▸ **Problem to work on**:
The records below must be duplicated exactly, character for character.

[A run of records]
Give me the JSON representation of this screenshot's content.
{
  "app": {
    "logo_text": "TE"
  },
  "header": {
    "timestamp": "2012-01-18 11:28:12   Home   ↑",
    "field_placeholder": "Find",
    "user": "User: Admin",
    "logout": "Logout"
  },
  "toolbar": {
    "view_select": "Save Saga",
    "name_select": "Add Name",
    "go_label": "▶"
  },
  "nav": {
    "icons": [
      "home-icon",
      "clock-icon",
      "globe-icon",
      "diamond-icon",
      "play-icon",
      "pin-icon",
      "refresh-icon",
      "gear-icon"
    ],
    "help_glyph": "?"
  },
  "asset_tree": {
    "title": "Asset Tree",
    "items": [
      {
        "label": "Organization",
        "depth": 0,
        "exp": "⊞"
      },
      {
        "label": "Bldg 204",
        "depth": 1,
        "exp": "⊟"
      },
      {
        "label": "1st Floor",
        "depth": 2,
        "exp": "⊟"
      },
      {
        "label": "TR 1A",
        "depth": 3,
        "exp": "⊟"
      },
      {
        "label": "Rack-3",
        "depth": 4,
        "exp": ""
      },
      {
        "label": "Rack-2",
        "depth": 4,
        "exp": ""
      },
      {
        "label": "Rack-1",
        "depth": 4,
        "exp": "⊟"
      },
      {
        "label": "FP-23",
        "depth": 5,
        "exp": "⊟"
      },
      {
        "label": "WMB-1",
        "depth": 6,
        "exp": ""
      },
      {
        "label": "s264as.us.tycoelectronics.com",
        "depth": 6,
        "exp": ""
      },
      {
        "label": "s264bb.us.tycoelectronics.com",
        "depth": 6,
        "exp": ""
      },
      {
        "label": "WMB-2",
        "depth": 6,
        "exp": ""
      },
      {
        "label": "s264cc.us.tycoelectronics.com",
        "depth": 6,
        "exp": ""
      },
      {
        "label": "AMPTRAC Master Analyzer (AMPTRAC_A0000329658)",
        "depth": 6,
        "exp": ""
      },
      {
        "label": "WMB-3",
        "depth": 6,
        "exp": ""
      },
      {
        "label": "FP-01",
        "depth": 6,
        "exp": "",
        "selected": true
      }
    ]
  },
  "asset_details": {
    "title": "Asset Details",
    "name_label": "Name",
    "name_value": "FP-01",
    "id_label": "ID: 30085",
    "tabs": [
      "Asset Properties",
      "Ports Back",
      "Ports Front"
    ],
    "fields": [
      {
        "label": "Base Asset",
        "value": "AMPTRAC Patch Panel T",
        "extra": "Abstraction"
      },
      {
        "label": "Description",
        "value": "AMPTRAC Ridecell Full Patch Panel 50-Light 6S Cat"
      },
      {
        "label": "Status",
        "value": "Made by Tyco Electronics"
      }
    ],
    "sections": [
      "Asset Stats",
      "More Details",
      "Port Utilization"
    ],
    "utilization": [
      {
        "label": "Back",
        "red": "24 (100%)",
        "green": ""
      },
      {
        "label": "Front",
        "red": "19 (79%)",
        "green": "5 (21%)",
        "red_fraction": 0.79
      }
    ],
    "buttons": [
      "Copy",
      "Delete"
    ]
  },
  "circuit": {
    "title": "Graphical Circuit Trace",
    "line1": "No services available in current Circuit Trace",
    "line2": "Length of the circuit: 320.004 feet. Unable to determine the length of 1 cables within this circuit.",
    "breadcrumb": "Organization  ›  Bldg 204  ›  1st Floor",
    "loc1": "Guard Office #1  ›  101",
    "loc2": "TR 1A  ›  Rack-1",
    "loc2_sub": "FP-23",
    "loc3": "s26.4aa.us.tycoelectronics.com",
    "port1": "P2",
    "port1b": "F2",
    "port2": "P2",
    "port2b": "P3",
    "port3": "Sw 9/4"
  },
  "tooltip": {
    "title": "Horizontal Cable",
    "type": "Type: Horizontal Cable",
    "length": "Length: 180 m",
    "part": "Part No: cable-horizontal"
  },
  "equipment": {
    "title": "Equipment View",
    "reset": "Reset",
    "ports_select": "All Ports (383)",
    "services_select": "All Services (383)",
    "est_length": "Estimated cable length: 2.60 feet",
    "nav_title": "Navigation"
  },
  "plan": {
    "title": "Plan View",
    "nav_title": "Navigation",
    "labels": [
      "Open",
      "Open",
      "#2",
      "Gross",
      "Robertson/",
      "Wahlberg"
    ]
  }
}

▸ **Result below**:
Give me the JSON representation of this screenshot's content.
{
  "app": {
    "logo_text": "TE"
  },
  "header": {
    "timestamp": "2012-01-18 11:28:12   Home   ↑",
    "field_placeholder": "Find",
    "user": "User: Admin",
    "logout": "Logout"
  },
  "toolbar": {
    "view_select": "Save Saga",
    "name_select": "Add Name",
    "go_label": "▶"
  },
  "nav": {
    "icons": [
      "home-icon",
      "clock-icon",
      "globe-icon",
      "diamond-icon",
      "play-icon",
      "pin-icon",
      "refresh-icon",
      "gear-icon"
    ],
    "help_glyph": "?"
  },
  "asset_tree": {
    "title": "Asset Tree",
    "items": [
      {
        "label": "Organization",
        "depth": 0,
        "exp": "⊞"
      },
      {
        "label": "Bldg 204",
        "depth": 1,
        "exp": "⊟"
      },
      {
        "label": "1st Floor",
        "depth": 2,
        "exp": "⊟"
      },
      {
        "label": "TR 1A",
        "depth": 3,
        "exp": "⊟"
      },
      {
        "label": "Rack-3",
        "depth": 4,
        "exp": ""
      },
      {
        "label": "Rack-2",
        "depth": 4,
        "exp": ""
      },
      {
        "label": "Rack-1",
        "depth": 4,
        "exp": "⊟"
      },
      {
        "label": "FP-23",
        "depth": 5,
        "exp": "⊟"
      },
      {
        "label": "WMB-1",
        "depth": 6,
        "exp": ""
      },
      {
        "label": "s264as.us.tycoelectronics.com",
        "depth": 6,
        "exp": ""
      },
      {
        "label": "s264bb.us.tycoelectronics.com",
        "depth": 6,
        "exp": ""
      },
      {
        "label": "WMB-2",
        "depth": 6,
        "exp": ""
      },
      {
        "label": "s264cc.us.tycoelectronics.com",
        "depth": 6,
        "exp": ""
      },
      {
        "label": "AMPTRAC Master Analyzer (AMPTRAC_A0000329658)",
        "depth": 6,
        "exp": ""
      },
      {
        "label": "WMB-3",
        "depth": 6,
        "exp": ""
      },
      {
        "label": "FP-01",
        "depth": 6,
        "exp": "",
        "selected": true
      }
    ]
  },
  "asset_details": {
    "title": "Asset Details",
    "name_label": "Name",
    "name_value": "FP-01",
    "id_label": "ID: 30085",
    "tabs": [
      "Asset Properties",
      "Ports Back",
      "Ports Front"
    ],
    "fields": [
      {
        "label": "Base Asset",
        "value": "AMPTRAC Patch Panel T",
        "extra": "Abstraction"
      },
      {
        "label": "Description",
        "value": "AMPTRAC Ridecell Full Patch Panel 50-Light 6S Cat"
      },
      {
        "label": "Status",
        "value": "Made by Tyco Electronics"
      }
    ],
    "sections": [
      "Asset Stats",
      "More Details",
      "Port Utilization"
    ],
    "utilization": [
      {
        "label": "Back",
        "red": "24 (100%)",
        "green": ""
      },
      {
        "label": "Front",
        "red": "19 (79%)",
        "green": "5 (21%)",
        "red_fraction": 0.79
      }
    ],
    "buttons": [
      "Copy",
      "Delete"
    ]
  },
  "circuit": {
    "title": "Graphical Circuit Trace",
    "line1": "No services available in current Circuit Trace",
    "line2": "Length of the circuit: 320.004 feet. Unable to determine the length of 1 cables within this circuit.",
    "breadcrumb": "Organization  ›  Bldg 204  ›  1st Floor",
    "loc1": "Guard Office #1  ›  101",
    "loc2": "TR 1A  ›  Rack-1",
    "loc2_sub": "FP-23",
    "loc3": "s26.4aa.us.tycoelectronics.com",
    "port1": "P2",
    "port1b": "F2",
    "port2": "P2",
    "port2b": "P3",
    "port3": "Sw 9/4"
  },
  "tooltip": {
    "title": "Horizontal Cable",
    "type": "Type: Horizontal Cable",
    "length": "Length: 180 m",
    "part": "Part No: cable-horizontal"
  },
  "equipment": {
    "title": "Equipment View",
    "reset": "Reset",
    "ports_select": "All Ports (383)",
    "services_select": "All Services (383)",
    "est_length": "Estimated cable length: 2.60 feet",
    "nav_title": "Navigation"
  },
  "plan": {
    "title": "Plan View",
    "nav_title": "Navigation",
    "labels": [
      "Open",
      "Open",
      "#2",
      "Gross",
      "Robertson/",
      "Wahlberg"
    ]
  }
}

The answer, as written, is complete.